_Problem requirements:_ In the listing below, find every line with the string "Wort" and pull it out.
--------------------
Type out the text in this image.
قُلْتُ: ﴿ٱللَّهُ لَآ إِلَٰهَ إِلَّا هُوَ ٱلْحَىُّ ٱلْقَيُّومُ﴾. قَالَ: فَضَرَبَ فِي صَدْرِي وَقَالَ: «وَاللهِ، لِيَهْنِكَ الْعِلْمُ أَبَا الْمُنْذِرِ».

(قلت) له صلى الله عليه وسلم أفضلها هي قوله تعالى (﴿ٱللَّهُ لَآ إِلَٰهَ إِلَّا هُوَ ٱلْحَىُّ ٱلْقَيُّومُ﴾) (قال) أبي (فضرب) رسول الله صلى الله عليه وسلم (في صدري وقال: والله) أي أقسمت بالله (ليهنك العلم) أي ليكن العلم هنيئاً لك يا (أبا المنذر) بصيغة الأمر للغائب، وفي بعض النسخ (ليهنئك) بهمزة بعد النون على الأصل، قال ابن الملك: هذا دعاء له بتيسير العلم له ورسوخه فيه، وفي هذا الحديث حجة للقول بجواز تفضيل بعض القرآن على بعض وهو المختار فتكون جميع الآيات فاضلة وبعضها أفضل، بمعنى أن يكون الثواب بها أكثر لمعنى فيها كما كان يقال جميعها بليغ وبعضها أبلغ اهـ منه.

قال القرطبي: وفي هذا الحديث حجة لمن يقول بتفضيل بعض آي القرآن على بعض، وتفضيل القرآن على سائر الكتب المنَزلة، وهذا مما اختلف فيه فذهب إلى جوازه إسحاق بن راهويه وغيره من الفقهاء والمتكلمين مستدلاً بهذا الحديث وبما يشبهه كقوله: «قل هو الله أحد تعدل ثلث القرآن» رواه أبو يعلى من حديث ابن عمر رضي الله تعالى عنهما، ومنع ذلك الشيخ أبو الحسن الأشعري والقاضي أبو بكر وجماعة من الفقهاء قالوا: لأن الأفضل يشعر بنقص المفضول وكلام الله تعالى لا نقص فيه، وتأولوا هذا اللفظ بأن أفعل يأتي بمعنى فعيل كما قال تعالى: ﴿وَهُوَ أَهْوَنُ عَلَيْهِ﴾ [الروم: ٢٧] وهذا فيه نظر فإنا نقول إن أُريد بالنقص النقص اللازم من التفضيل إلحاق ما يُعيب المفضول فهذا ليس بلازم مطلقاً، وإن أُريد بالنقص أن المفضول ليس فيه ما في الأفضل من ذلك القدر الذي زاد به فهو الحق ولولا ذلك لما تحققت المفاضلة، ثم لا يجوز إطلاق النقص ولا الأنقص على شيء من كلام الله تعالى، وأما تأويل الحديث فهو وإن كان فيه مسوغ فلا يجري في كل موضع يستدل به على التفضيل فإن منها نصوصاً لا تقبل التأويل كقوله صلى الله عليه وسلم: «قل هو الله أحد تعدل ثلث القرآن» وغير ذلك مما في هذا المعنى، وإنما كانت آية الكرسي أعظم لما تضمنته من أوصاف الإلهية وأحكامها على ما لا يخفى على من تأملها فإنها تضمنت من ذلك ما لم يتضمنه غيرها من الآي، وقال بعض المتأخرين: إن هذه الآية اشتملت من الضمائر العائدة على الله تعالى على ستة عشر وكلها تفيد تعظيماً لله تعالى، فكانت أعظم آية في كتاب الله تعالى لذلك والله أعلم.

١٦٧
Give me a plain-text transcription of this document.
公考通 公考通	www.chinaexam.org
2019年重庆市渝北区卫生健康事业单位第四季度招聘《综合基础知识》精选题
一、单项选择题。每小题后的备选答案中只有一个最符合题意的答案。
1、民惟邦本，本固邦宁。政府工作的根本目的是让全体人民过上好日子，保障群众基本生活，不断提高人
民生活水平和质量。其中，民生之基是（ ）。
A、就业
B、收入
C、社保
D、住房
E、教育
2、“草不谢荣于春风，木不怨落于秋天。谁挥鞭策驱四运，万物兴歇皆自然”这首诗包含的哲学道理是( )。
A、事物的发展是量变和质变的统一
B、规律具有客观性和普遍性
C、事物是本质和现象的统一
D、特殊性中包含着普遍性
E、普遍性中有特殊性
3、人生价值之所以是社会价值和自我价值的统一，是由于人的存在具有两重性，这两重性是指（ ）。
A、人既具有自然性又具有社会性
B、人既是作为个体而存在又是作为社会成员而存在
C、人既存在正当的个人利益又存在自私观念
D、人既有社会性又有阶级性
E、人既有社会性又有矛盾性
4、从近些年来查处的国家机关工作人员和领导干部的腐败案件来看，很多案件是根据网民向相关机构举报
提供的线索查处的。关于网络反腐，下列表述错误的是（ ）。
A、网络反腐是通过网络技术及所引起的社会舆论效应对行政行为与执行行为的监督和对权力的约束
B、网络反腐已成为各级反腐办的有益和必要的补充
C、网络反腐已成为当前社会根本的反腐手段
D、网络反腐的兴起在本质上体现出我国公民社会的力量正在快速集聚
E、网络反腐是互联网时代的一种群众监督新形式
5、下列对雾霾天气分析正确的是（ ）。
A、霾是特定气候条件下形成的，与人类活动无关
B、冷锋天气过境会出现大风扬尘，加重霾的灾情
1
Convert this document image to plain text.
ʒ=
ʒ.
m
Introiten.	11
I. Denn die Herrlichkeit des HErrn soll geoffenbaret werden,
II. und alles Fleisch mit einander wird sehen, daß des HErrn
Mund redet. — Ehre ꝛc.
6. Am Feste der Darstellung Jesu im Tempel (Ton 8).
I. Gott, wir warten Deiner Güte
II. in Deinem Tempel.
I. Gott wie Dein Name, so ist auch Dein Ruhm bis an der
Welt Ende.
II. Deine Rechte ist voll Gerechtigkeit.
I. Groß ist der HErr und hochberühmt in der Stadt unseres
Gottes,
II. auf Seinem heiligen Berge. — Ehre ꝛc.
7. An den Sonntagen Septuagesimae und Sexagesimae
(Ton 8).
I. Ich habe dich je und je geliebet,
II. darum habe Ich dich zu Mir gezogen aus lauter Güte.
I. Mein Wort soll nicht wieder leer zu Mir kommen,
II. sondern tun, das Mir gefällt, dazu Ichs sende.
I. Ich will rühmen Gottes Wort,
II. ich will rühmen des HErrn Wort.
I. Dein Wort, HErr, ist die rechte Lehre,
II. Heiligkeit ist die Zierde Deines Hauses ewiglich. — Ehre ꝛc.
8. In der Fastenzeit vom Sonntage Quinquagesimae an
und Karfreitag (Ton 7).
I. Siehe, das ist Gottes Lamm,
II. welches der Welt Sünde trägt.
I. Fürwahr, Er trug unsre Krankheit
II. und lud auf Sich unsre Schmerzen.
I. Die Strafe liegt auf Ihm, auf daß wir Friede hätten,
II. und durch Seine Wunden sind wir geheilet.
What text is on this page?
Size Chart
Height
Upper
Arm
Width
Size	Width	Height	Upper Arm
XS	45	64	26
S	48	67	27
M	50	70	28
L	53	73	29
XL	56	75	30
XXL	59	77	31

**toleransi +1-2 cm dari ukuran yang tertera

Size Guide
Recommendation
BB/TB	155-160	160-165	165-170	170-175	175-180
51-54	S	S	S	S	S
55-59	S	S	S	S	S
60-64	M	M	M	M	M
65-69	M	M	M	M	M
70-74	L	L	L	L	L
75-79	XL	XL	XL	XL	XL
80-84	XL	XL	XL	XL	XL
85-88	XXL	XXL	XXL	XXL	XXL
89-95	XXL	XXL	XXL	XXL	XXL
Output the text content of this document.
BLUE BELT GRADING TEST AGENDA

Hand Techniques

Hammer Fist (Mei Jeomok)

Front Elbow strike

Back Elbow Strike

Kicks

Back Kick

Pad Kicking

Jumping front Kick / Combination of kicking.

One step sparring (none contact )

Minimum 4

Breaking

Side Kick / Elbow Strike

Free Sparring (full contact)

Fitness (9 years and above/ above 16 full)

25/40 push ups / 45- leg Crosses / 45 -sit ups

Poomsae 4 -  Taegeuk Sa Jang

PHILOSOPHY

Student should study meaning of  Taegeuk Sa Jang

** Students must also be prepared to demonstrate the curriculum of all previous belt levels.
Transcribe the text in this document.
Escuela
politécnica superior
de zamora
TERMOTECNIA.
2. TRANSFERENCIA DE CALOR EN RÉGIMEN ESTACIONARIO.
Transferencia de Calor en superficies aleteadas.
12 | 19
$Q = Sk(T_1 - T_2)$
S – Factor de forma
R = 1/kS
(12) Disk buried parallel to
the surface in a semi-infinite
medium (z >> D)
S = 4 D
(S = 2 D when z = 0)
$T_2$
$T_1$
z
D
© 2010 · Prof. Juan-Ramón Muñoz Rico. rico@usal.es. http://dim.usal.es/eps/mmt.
--------------------
_Output for this exercise:_
I. Mein Wort soll nicht wieder leer zu Mir kommen,
I. Ich will rühmen Gottes Wort,
II. ich will rühmen des HErrn Wort.
I. Dein Wort, HErr, ist die rechte Lehre,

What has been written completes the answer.